> PROMPT
Determine the number of lines containing the word "Individually", and state that figure alone.
==== RECORD LIST
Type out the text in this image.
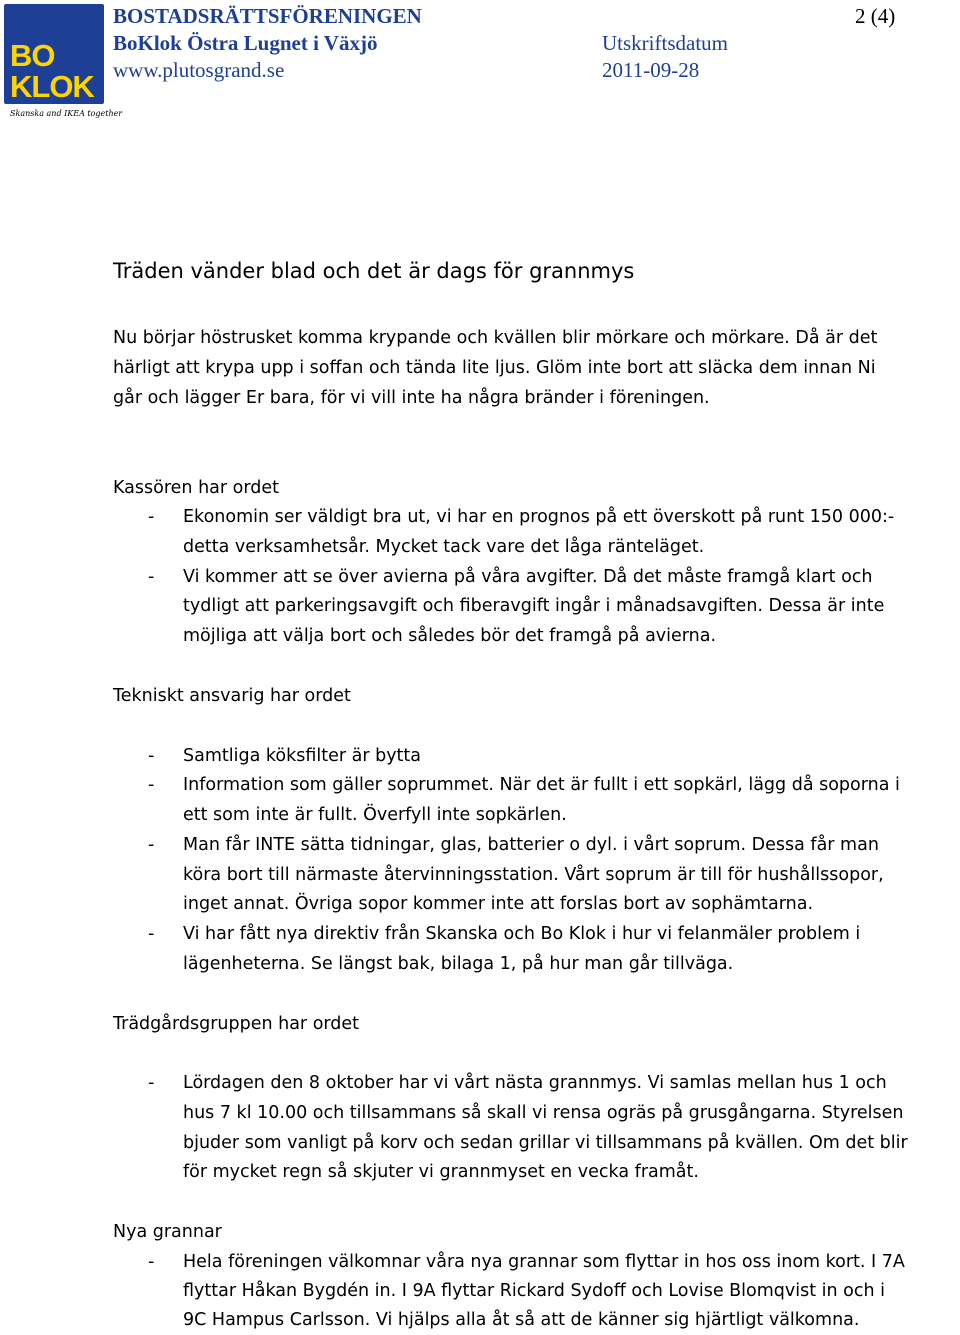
BO
KLOK
Skanska and IKEA together
BOSTADSRÄTTSFÖRENINGEN
BoKlok Östra Lugnet i Växjö
www.plutosgrand.se
Utskriftsdatum
2011-09-28
2 (4)
Träden vänder blad och det är dags för grannmys
Nu börjar höstrusket komma krypande och kvällen blir mörkare och mörkare. Då är det
härligt att krypa upp i soffan och tända lite ljus. Glöm inte bort att släcka dem innan Ni
går och lägger Er bara, för vi vill inte ha några bränder i föreningen.
Kassören har ordet
- Ekonomin ser väldigt bra ut, vi har en prognos på ett överskott på runt 150 000:-
detta verksamhetsår. Mycket tack vare det låga ränteläget.
- Vi kommer att se över avierna på våra avgifter. Då det måste framgå klart och
tydligt att parkeringsavgift och fiberavgift ingår i månadsavgiften. Dessa är inte
möjliga att välja bort och således bör det framgå på avierna.
Tekniskt ansvarig har ordet
- Samtliga köksfilter är bytta
- Information som gäller soprummet. När det är fullt i ett sopkärl, lägg då soporna i
ett som inte är fullt. Överfyll inte sopkärlen.
- Man får INTE sätta tidningar, glas, batterier o dyl. i vårt soprum. Dessa får man
köra bort till närmaste återvinningsstation. Vårt soprum är till för hushållssopor,
inget annat. Övriga sopor kommer inte att forslas bort av sophämtarna.
- Vi har fått nya direktiv från Skanska och Bo Klok i hur vi felanmäler problem i
lägenheterna. Se längst bak, bilaga 1, på hur man går tillväga.
Trädgårdsgruppen har ordet
- Lördagen den 8 oktober har vi vårt nästa grannmys. Vi samlas mellan hus 1 och
hus 7 kl 10.00 och tillsammans så skall vi rensa ogräs på grusgångarna. Styrelsen
bjuder som vanligt på korv och sedan grillar vi tillsammans på kvällen. Om det blir
för mycket regn så skjuter vi grannmyset en vecka framåt.
Nya grannar
- Hela föreningen välkomnar våra nya grannar som flyttar in hos oss inom kort. I 7A
flyttar Håkan Bygdén in. I 9A flyttar Rickard Sydoff och Lovise Blomqvist in och i
9C Hampus Carlsson. Vi hjälps alla åt så att de känner sig hjärtligt välkomna.
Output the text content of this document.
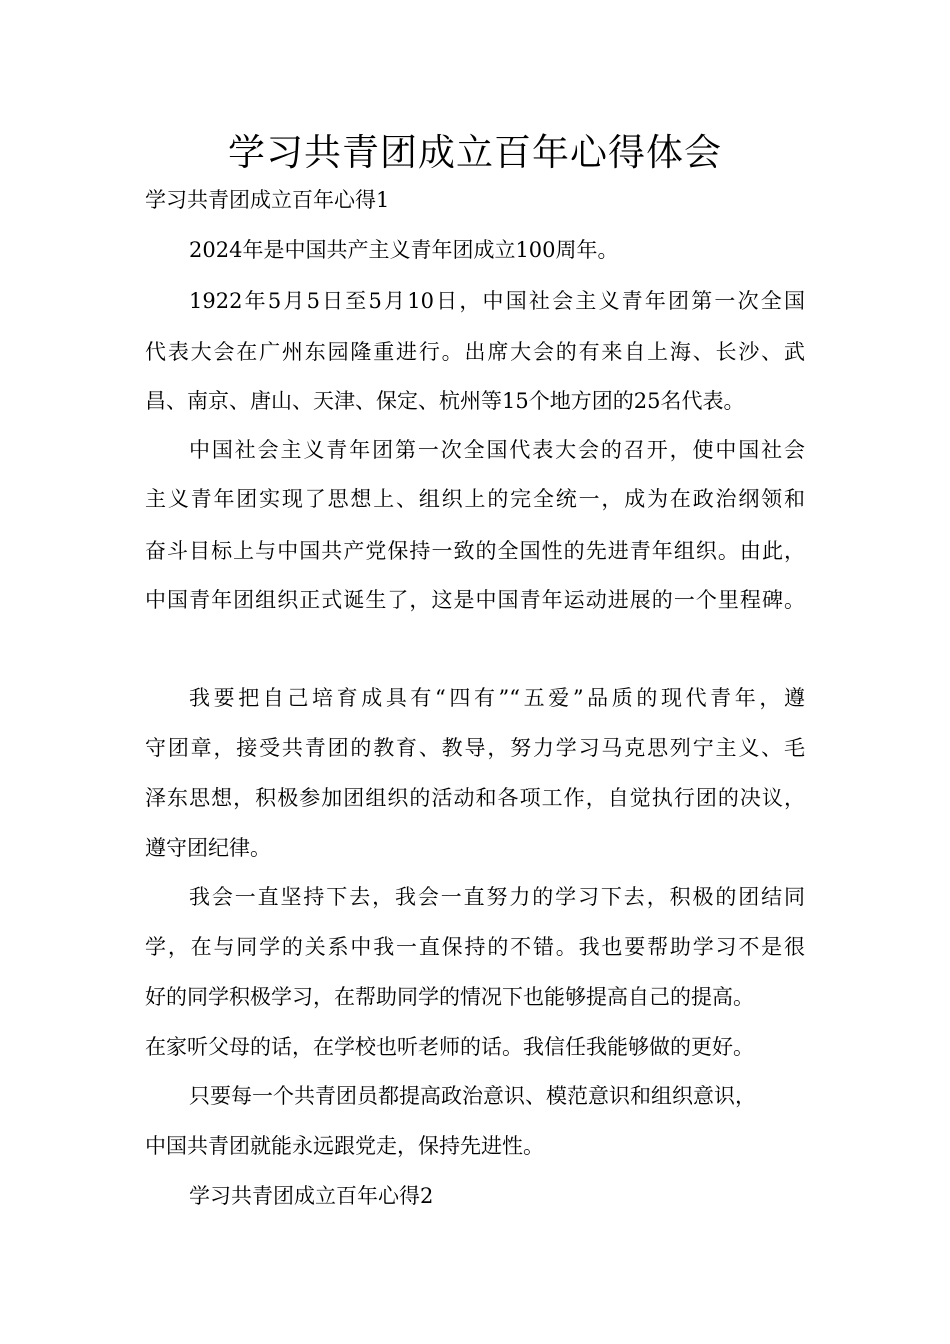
学习共青团成立百年心得体会
学习共青团成立百年心得1
2024年是中国共产主义青年团成立100周年。
1922年5月5日至5月10日，中国社会主义青年团第一次全国
代表大会在广州东园隆重进行。出席大会的有来自上海、长沙、武
昌、南京、唐山、天津、保定、杭州等15个地方团的25名代表。
中国社会主义青年团第一次全国代表大会的召开，使中国社会
主义青年团实现了思想上、组织上的完全统一，成为在政治纲领和
奋斗目标上与中国共产党保持一致的全国性的先进青年组织。由此，
中国青年团组织正式诞生了，这是中国青年运动进展的一个里程碑。
我要把自己培育成具有“四有”“五爱”品质的现代青年，遵
守团章，接受共青团的教育、教导，努力学习马克思列宁主义、毛
泽东思想，积极参加团组织的活动和各项工作，自觉执行团的决议，
遵守团纪律。
我会一直坚持下去，我会一直努力的学习下去，积极的团结同
学，在与同学的关系中我一直保持的不错。我也要帮助学习不是很
好的同学积极学习，在帮助同学的情况下也能够提高自己的提高。
在家听父母的话，在学校也听老师的话。我信任我能够做的更好。
只要每一个共青团员都提高政治意识、模范意识和组织意识，
中国共青团就能永远跟党走，保持先进性。
学习共青团成立百年心得2
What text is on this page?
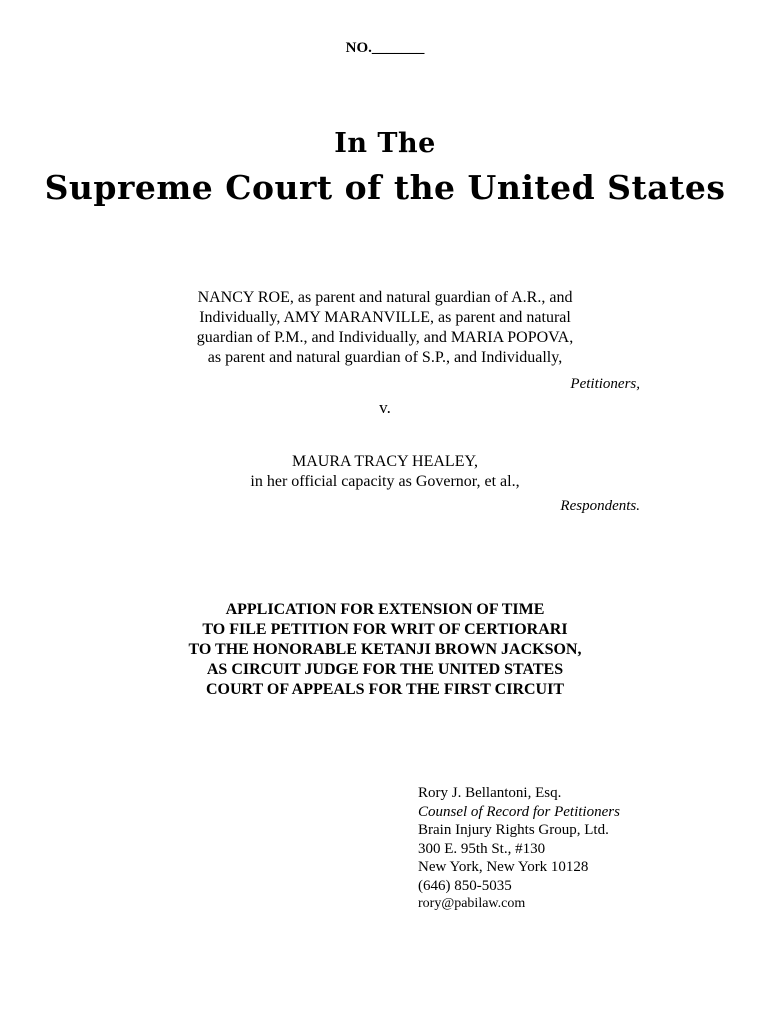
NO._______
In The
Supreme Court of the United States
NANCY ROE, as parent and natural guardian of A.R., and
Individually, AMY MARANVILLE, as parent and natural
guardian of P.M., and Individually, and MARIA POPOVA,
as parent and natural guardian of S.P., and Individually,
Petitioners,
v.
MAURA TRACY HEALEY,
in her official capacity as Governor, et al.,
Respondents.
APPLICATION FOR EXTENSION OF TIME
TO FILE PETITION FOR WRIT OF CERTIORARI
TO THE HONORABLE KETANJI BROWN JACKSON,
AS CIRCUIT JUDGE FOR THE UNITED STATES
COURT OF APPEALS FOR THE FIRST CIRCUIT
Rory J. Bellantoni, Esq.
Counsel of Record for Petitioners
Brain Injury Rights Group, Ltd.
300 E. 95th St., #130
New York, New York 10128
(646) 850-5035
rory@pabilaw.com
========
> RIGHT ANSWER
3